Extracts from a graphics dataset
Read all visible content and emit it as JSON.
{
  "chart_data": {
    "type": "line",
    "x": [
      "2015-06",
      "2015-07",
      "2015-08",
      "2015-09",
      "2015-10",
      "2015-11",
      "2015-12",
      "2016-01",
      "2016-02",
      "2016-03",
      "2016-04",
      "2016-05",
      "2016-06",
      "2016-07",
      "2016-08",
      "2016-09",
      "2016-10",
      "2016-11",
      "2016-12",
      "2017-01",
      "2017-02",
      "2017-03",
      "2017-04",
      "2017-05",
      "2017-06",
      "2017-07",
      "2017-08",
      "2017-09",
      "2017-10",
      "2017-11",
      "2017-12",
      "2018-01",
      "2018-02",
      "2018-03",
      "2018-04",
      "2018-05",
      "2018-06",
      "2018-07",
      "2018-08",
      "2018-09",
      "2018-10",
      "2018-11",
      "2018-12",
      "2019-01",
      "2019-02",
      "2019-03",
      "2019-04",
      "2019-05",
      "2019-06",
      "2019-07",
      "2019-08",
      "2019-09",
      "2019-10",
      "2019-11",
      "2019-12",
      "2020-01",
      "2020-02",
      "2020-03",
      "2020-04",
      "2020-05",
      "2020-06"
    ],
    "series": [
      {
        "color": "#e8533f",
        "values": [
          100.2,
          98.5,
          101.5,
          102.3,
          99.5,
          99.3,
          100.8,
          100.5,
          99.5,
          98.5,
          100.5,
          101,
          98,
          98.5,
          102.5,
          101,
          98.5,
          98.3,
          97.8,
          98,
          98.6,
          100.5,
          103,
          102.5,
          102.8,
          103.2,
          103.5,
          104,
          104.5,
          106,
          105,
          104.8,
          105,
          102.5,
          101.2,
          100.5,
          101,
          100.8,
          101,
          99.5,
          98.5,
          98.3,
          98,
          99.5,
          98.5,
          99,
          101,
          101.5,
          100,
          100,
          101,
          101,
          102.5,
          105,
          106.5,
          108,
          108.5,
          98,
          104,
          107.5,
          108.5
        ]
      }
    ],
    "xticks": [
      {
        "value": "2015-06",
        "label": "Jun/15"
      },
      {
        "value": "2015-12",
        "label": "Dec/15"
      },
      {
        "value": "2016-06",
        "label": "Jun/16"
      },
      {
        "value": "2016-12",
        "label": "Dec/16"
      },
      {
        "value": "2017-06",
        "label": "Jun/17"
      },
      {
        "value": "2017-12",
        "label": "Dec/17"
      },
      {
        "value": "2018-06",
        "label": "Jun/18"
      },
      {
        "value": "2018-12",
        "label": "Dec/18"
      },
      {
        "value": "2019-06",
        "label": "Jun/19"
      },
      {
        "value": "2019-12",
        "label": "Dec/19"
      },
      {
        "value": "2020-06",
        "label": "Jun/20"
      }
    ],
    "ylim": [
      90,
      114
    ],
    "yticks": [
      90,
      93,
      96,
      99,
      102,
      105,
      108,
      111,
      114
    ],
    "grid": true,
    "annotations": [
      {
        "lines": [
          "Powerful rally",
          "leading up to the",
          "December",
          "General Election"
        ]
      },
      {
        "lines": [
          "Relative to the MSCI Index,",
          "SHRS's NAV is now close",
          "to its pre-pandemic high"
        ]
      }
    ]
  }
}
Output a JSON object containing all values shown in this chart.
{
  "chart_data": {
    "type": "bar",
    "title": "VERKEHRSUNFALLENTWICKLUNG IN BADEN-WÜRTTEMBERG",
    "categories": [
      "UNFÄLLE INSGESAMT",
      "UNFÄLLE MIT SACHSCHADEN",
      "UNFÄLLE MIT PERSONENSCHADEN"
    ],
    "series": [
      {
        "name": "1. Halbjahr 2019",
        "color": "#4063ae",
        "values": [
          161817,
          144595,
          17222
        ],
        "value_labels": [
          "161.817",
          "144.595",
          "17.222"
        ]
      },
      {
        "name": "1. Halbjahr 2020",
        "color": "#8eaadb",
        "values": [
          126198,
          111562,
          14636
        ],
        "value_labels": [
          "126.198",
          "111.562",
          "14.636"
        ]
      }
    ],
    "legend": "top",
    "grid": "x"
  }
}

OBJECTIVE: Write the entries again, exactly as they stand.

OUTPUT BELOW:
Read all visible content and emit it as JSON.
{
  "chart_data": {
    "type": "line",
    "x": [
      "2015-06",
      "2015-07",
      "2015-08",
      "2015-09",
      "2015-10",
      "2015-11",
      "2015-12",
      "2016-01",
      "2016-02",
      "2016-03",
      "2016-04",
      "2016-05",
      "2016-06",
      "2016-07",
      "2016-08",
      "2016-09",
      "2016-10",
      "2016-11",
      "2016-12",
      "2017-01",
      "2017-02",
      "2017-03",
      "2017-04",
      "2017-05",
      "2017-06",
      "2017-07",
      "2017-08",
      "2017-09",
      "2017-10",
      "2017-11",
      "2017-12",
      "2018-01",
      "2018-02",
      "2018-03",
      "2018-04",
      "2018-05",
      "2018-06",
      "2018-07",
      "2018-08",
      "2018-09",
      "2018-10",
      "2018-11",
      "2018-12",
      "2019-01",
      "2019-02",
      "2019-03",
      "2019-04",
      "2019-05",
      "2019-06",
      "2019-07",
      "2019-08",
      "2019-09",
      "2019-10",
      "2019-11",
      "2019-12",
      "2020-01",
      "2020-02",
      "2020-03",
      "2020-04",
      "2020-05",
      "2020-06"
    ],
    "series": [
      {
        "color": "#e8533f",
        "values": [
          100.2,
          98.5,
          101.5,
          102.3,
          99.5,
          99.3,
          100.8,
          100.5,
          99.5,
          98.5,
          100.5,
          101,
          98,
          98.5,
          102.5,
          101,
          98.5,
          98.3,
          97.8,
          98,
          98.6,
          100.5,
          103,
          102.5,
          102.8,
          103.2,
          103.5,
          104,
          104.5,
          106,
          105,
          104.8,
          105,
          102.5,
          101.2,
          100.5,
          101,
          100.8,
          101,
          99.5,
          98.5,
          98.3,
          98,
          99.5,
          98.5,
          99,
          101,
          101.5,
          100,
          100,
          101,
          101,
          102.5,
          105,
          106.5,
          108,
          108.5,
          98,
          104,
          107.5,
          108.5
        ]
      }
    ],
    "xticks": [
      {
        "value": "2015-06",
        "label": "Jun/15"
      },
      {
        "value": "2015-12",
        "label": "Dec/15"
      },
      {
        "value": "2016-06",
        "label": "Jun/16"
      },
      {
        "value": "2016-12",
        "label": "Dec/16"
      },
      {
        "value": "2017-06",
        "label": "Jun/17"
      },
      {
        "value": "2017-12",
        "label": "Dec/17"
      },
      {
        "value": "2018-06",
        "label": "Jun/18"
      },
      {
        "value": "2018-12",
        "label": "Dec/18"
      },
      {
        "value": "2019-06",
        "label": "Jun/19"
      },
      {
        "value": "2019-12",
        "label": "Dec/19"
      },
      {
        "value": "2020-06",
        "label": "Jun/20"
      }
    ],
    "ylim": [
      90,
      114
    ],
    "yticks": [
      90,
      93,
      96,
      99,
      102,
      105,
      108,
      111,
      114
    ],
    "grid": true,
    "annotations": [
      {
        "lines": [
          "Powerful rally",
          "leading up to the",
          "December",
          "General Election"
        ]
      },
      {
        "lines": [
          "Relative to the MSCI Index,",
          "SHRS's NAV is now close",
          "to its pre-pandemic high"
        ]
      }
    ]
  }
}
Output a JSON object containing all values shown in this chart.
{
  "chart_data": {
    "type": "bar",
    "title": "VERKEHRSUNFALLENTWICKLUNG IN BADEN-WÜRTTEMBERG",
    "categories": [
      "UNFÄLLE INSGESAMT",
      "UNFÄLLE MIT SACHSCHADEN",
      "UNFÄLLE MIT PERSONENSCHADEN"
    ],
    "series": [
      {
        "name": "1. Halbjahr 2019",
        "color": "#4063ae",
        "values": [
          161817,
          144595,
          17222
        ],
        "value_labels": [
          "161.817",
          "144.595",
          "17.222"
        ]
      },
      {
        "name": "1. Halbjahr 2020",
        "color": "#8eaadb",
        "values": [
          126198,
          111562,
          14636
        ],
        "value_labels": [
          "126.198",
          "111.562",
          "14.636"
        ]
      }
    ],
    "legend": "top",
    "grid": "x"
  }
}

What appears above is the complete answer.